STATED PROBLEM:
Arrange every line of the material below as a JSON list of strings, one string per line, with blank lines and the pictures omitted.

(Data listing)
^^^^^^^^^^^^^^^^
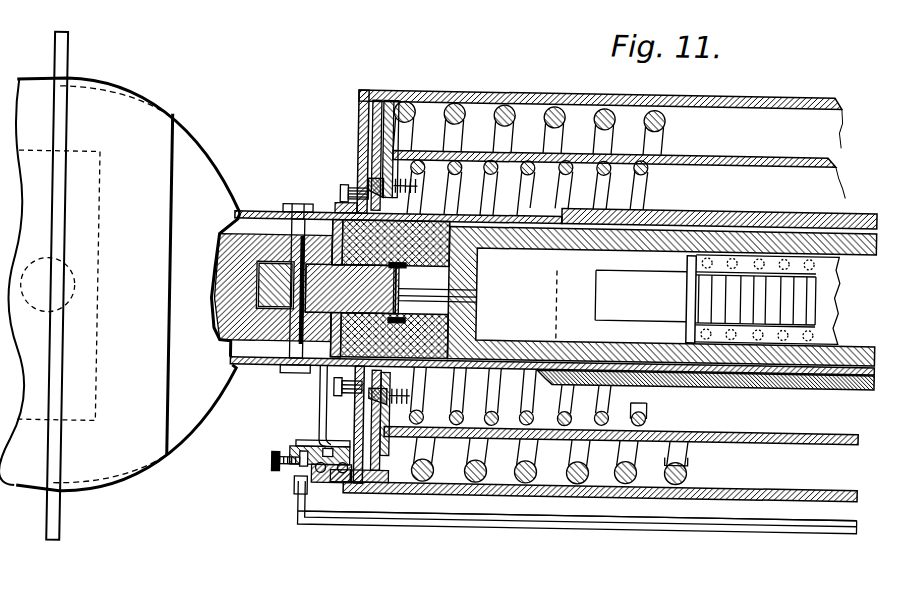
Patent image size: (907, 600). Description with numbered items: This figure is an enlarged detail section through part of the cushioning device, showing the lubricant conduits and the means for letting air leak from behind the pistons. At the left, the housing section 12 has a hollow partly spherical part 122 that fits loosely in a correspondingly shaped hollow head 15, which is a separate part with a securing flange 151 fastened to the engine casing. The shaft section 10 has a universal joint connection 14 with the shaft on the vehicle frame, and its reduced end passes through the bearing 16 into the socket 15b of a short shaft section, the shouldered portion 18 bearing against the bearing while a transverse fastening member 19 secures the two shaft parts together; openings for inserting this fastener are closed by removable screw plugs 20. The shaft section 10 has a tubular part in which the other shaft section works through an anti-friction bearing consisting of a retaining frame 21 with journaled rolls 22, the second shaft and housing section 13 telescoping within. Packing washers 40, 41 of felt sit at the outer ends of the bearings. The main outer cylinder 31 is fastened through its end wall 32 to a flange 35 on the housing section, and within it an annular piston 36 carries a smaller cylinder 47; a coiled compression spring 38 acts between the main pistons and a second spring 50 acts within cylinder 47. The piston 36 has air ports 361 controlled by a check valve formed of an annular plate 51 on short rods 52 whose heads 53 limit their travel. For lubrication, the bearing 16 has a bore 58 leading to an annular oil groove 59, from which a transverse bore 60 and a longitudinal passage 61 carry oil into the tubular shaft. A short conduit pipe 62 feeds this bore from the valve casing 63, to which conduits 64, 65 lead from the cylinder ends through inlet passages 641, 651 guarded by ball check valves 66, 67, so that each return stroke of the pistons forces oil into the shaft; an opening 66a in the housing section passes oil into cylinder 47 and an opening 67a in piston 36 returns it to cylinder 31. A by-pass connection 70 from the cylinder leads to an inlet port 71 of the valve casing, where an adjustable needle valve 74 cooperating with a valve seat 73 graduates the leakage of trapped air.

The shaft section 10 is at (597, 282).
The housing section 12 is at (256, 212).
The partly spherical part 122 is at (226, 212).
The housing section 13 is at (703, 205).
The universal joint connection 14 is at (99, 290).
The hollow head 15 is at (121, 285).
The securing flange 151 is at (66, 60).
The socket 15b is at (258, 287).
The bearing 16 is at (391, 243).
The shouldered portion 18 is at (480, 252).
The transverse fastening member 19 is at (218, 315).
The screw plugs 20 is at (294, 204).
The retaining frame 21 is at (688, 293).
The rolls 22 is at (838, 292).
The main outer cylinder 31 is at (822, 92).
The end wall 32 is at (357, 104).
The flange 35 is at (342, 192).
The annular piston 36 is at (388, 100).
The air ports 361 is at (389, 127).
The coiled compression spring 38 is at (664, 117).
The packing washer 40 is at (386, 244).
The packing washer 41 is at (360, 243).
The cylinder 47 is at (797, 150).
The coiled compression spring 50 is at (650, 168).
The annular plate 51 is at (372, 123).
The short rods 52 is at (375, 182).
The heads 53 is at (418, 186).
The bore 58 is at (389, 336).
The annular oil groove 59 is at (380, 289).
The transverse bore 60 is at (480, 300).
The longitudinal passage 61 is at (480, 288).
The short conduit pipe 62 is at (323, 399).
The valve casing 63 is at (300, 449).
The conduit 64 is at (390, 484).
The inlet passage 641 is at (360, 515).
The conduit 65 is at (602, 525).
The inlet passage 651 is at (300, 488).
The ball check valve 66 is at (326, 475).
The opening 66a is at (545, 380).
The ball check valve 67 is at (347, 476).
The opening 67a is at (430, 447).
The by-pass connection 70 is at (316, 441).
The inlet port 71 is at (300, 470).
The valve seat 73 is at (320, 447).
The adjustable needle valve 74 is at (276, 460).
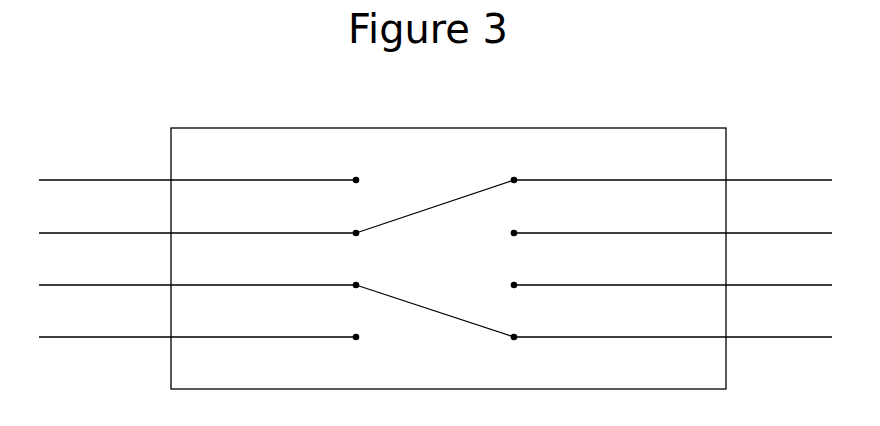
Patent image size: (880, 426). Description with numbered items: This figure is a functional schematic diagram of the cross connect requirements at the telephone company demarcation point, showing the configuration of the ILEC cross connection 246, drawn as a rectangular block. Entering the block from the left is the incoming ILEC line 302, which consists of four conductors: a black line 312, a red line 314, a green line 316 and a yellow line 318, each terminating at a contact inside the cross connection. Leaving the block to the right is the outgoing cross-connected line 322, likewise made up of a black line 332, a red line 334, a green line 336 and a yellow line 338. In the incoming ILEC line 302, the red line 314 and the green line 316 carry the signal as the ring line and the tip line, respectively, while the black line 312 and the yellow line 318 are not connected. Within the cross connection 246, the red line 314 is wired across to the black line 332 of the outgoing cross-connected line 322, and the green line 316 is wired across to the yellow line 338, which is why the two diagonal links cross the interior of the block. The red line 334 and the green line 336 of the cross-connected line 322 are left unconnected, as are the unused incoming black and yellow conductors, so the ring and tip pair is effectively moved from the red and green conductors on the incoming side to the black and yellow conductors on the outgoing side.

The ILEC cross connection 246 is at (550, 128).
The incoming ILEC line 302 is at (126, 144).
The outgoing cross-connected line 322 is at (766, 145).
The black line 312 is at (199, 171).
The red line 314 is at (276, 208).
The green line 316 is at (276, 299).
The yellow line 318 is at (199, 327).
The black line 332 is at (671, 170).
The red line 334 is at (671, 223).
The green line 336 is at (671, 275).
The yellow line 338 is at (671, 327).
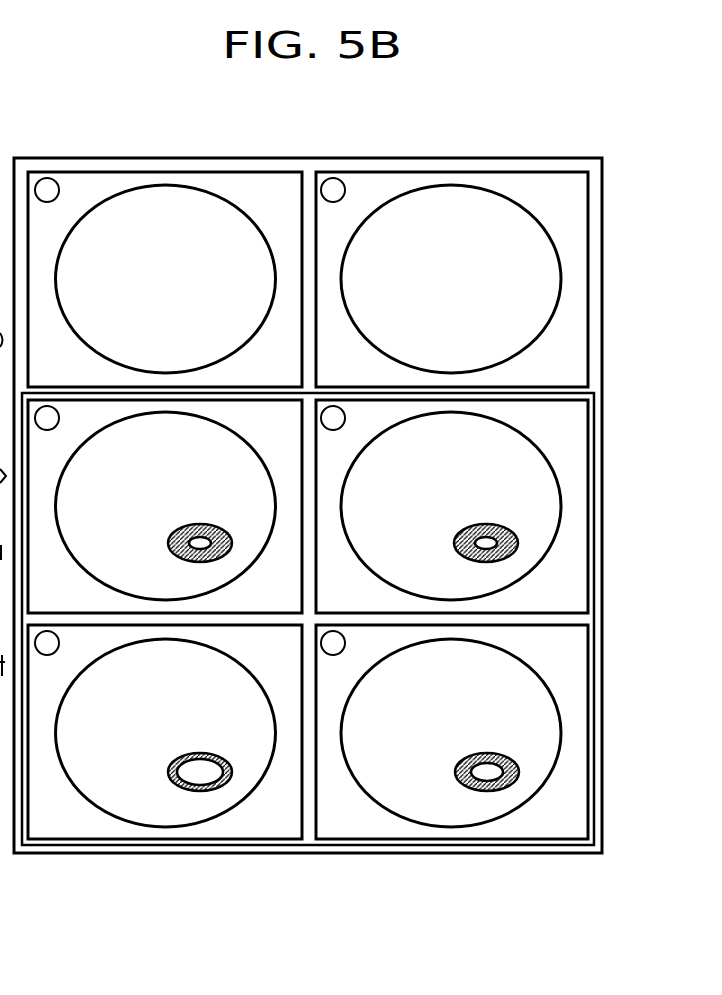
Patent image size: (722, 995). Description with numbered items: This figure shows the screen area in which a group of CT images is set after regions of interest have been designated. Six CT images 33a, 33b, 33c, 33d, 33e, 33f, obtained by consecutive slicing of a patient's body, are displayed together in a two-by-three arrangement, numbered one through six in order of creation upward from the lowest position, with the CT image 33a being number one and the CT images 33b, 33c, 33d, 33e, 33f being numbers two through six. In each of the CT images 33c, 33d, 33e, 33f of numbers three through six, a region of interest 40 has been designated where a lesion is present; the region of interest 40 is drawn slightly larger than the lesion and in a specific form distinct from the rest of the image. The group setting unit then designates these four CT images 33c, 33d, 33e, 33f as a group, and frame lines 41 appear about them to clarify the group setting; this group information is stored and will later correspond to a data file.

The CT image 33a is at (245, 182).
The CT image 33b is at (574, 350).
The CT image 33c is at (265, 419).
The CT image 33d is at (569, 572).
The CT image 33e is at (279, 823).
The CT image 33f is at (574, 666).
The region of interest 40 is at (201, 525).
The frame lines 41 is at (438, 845).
^^^^^^^^^^^^^^^^
OUTPUT FOR THIS TASK:
[
  "Patent image size: (907, 600). Description with numbered items: This figure is an enlarged detail section through part of the cushioning device, showing the lubricant conduits and the means for letting air leak from behind the pistons. At the left, the housing section 12 has a hollow partly spherical part 122 that fits loosely in a correspondingly shaped hollow head 15, which is a separate part with a securing flange 151 fastened to the engine casing. The shaft section 10 has a universal joint connection 14 with the shaft on the vehicle frame, and its reduced end passes through the bearing 16 into the socket 15b of a short shaft section, the shouldered portion 18 bearing against the bearing while a transverse fastening member 19 secures the two shaft parts together; openings for inserting this fastener are closed by removable screw plugs 20. The shaft section 10 has a tubular part in which the other shaft section works through an anti-friction bearing consisting of a retaining frame 21 with journaled rolls 22, the second shaft and housing section 13 telescoping within. Packing washers 40, 41 of felt sit at the outer ends of the bearings. The main outer cylinder 31 is fastened through its end wall 32 to a flange 35 on the housing section, and within it an annular piston 36 carries a smaller cylinder 47; a coiled compression spring 38 acts between the main pistons and a second spring 50 acts within cylinder 47. The piston 36 has air ports 361 controlled by a check valve formed of an annular plate 51 on short rods 52 whose heads 53 limit their travel. For lubrication, the bearing 16 has a bore 58 leading to an annular oil groove 59, from which a transverse bore 60 and a longitudinal passage 61 carry oil into the tubular shaft. A short conduit pipe 62 feeds this bore from the valve casing 63, to which conduits 64, 65 lead from the cylinder ends through inlet passages 641, 651 guarded by ball check valves 66, 67, so that each return stroke of the pistons forces oil into the shaft; an opening 66a in the housing section passes oil into cylinder 47 and an opening 67a in piston 36 returns it to cylinder 31. A by-pass connection 70 from the cylinder leads to an inlet port 71 of the valve casing, where an adjustable needle valve 74 cooperating with a valve seat 73 graduates the leakage of trapped air.",
  "The shaft section 10 is at (597, 282).",
  "The housing section 12 is at (256, 212).",
  "The partly spherical part 122 is at (226, 212).",
  "The housing section 13 is at (703, 205).",
  "The universal joint connection 14 is at (99, 290).",
  "The hollow head 15 is at (121, 285).",
  "The securing flange 151 is at (66, 60).",
  "The socket 15b is at (258, 287).",
  "The bearing 16 is at (391, 243).",
  "The shouldered portion 18 is at (480, 252).",
  "The transverse fastening member 19 is at (218, 315).",
  "The screw plugs 20 is at (294, 204).",
  "The retaining frame 21 is at (688, 293).",
  "The rolls 22 is at (838, 292).",
  "The main outer cylinder 31 is at (822, 92).",
  "The end wall 32 is at (357, 104).",
  "The flange 35 is at (342, 192).",
  "The annular piston 36 is at (388, 100).",
  "The air ports 361 is at (389, 127).",
  "The coiled compression spring 38 is at (664, 117).",
  "The packing washer 40 is at (386, 244).",
  "The packing washer 41 is at (360, 243).",
  "The cylinder 47 is at (797, 150).",
  "The coiled compression spring 50 is at (650, 168).",
  "The annular plate 51 is at (372, 123).",
  "The short rods 52 is at (375, 182).",
  "The heads 53 is at (418, 186).",
  "The bore 58 is at (389, 336).",
  "The annular oil groove 59 is at (380, 289).",
  "The transverse bore 60 is at (480, 300).",
  "The longitudinal passage 61 is at (480, 288).",
  "The short conduit pipe 62 is at (323, 399).",
  "The valve casing 63 is at (300, 449).",
  "The conduit 64 is at (390, 484).",
  "The inlet passage 641 is at (360, 515).",
  "The conduit 65 is at (602, 525).",
  "The inlet passage 651 is at (300, 488).",
  "The ball check valve 66 is at (326, 475).",
  "The opening 66a is at (545, 380).",
  "The ball check valve 67 is at (347, 476).",
  "The opening 67a is at (430, 447).",
  "The by-pass connection 70 is at (316, 441).",
  "The inlet port 71 is at (300, 470).",
  "The valve seat 73 is at (320, 447).",
  "The adjustable needle valve 74 is at (276, 460).",
  "Patent image size: (880, 426). Description with numbered items: This figure is a functional schematic diagram of the cross connect requirements at the telephone company demarcation point, showing the configuration of the ILEC cross connection 246, drawn as a rectangular block. Entering the block from the left is the incoming ILEC line 302, which consists of four conductors: a black line 312, a red line 314, a green line 316 and a yellow line 318, each terminating at a contact inside the cross connection. Leaving the block to the right is the outgoing cross-connected line 322, likewise made up of a black line 332, a red line 334, a green line 336 and a yellow line 338. In the incoming ILEC line 302, the red line 314 and the green line 316 carry the signal as the ring line and the tip line, respectively, while the black line 312 and the yellow line 318 are not connected. Within the cross connection 246, the red line 314 is wired across to the black line 332 of the outgoing cross-connected line 322, and the green line 316 is wired across to the yellow line 338, which is why the two diagonal links cross the interior of the block. The red line 334 and the green line 336 of the cross-connected line 322 are left unconnected, as are the unused incoming black and yellow conductors, so the ring and tip pair is effectively moved from the red and green conductors on the incoming side to the black and yellow conductors on the outgoing side.",
  "The ILEC cross connection 246 is at (550, 128).",
  "The incoming ILEC line 302 is at (126, 144).",
  "The outgoing cross-connected line 322 is at (766, 145).",
  "The black line 312 is at (199, 171).",
  "The red line 314 is at (276, 208).",
  "The green line 316 is at (276, 299).",
  "The yellow line 318 is at (199, 327).",
  "The black line 332 is at (671, 170).",
  "The red line 334 is at (671, 223).",
  "The green line 336 is at (671, 275).",
  "The yellow line 338 is at (671, 327).",
  "Patent image size: (722, 995). Description with numbered items: This figure shows the screen area in which a group of CT images is set after regions of interest have been designated. Six CT images 33a, 33b, 33c, 33d, 33e, 33f, obtained by consecutive slicing of a patient's body, are displayed together in a two-by-three arrangement, numbered one through six in order of creation upward from the lowest position, with the CT image 33a being number one and the CT images 33b, 33c, 33d, 33e, 33f being numbers two through six. In each of the CT images 33c, 33d, 33e, 33f of numbers three through six, a region of interest 40 has been designated where a lesion is present; the region of interest 40 is drawn slightly larger than the lesion and in a specific form distinct from the rest of the image. The group setting unit then designates these four CT images 33c, 33d, 33e, 33f as a group, and frame lines 41 appear about them to clarify the group setting; this group information is stored and will later correspond to a data file.",
  "The CT image 33a is at (245, 182).",
  "The CT image 33b is at (574, 350).",
  "The CT image 33c is at (265, 419).",
  "The CT image 33d is at (569, 572).",
  "The CT image 33e is at (279, 823).",
  "The CT image 33f is at (574, 666).",
  "The region of interest 40 is at (201, 525).",
  "The frame lines 41 is at (438, 845)."
]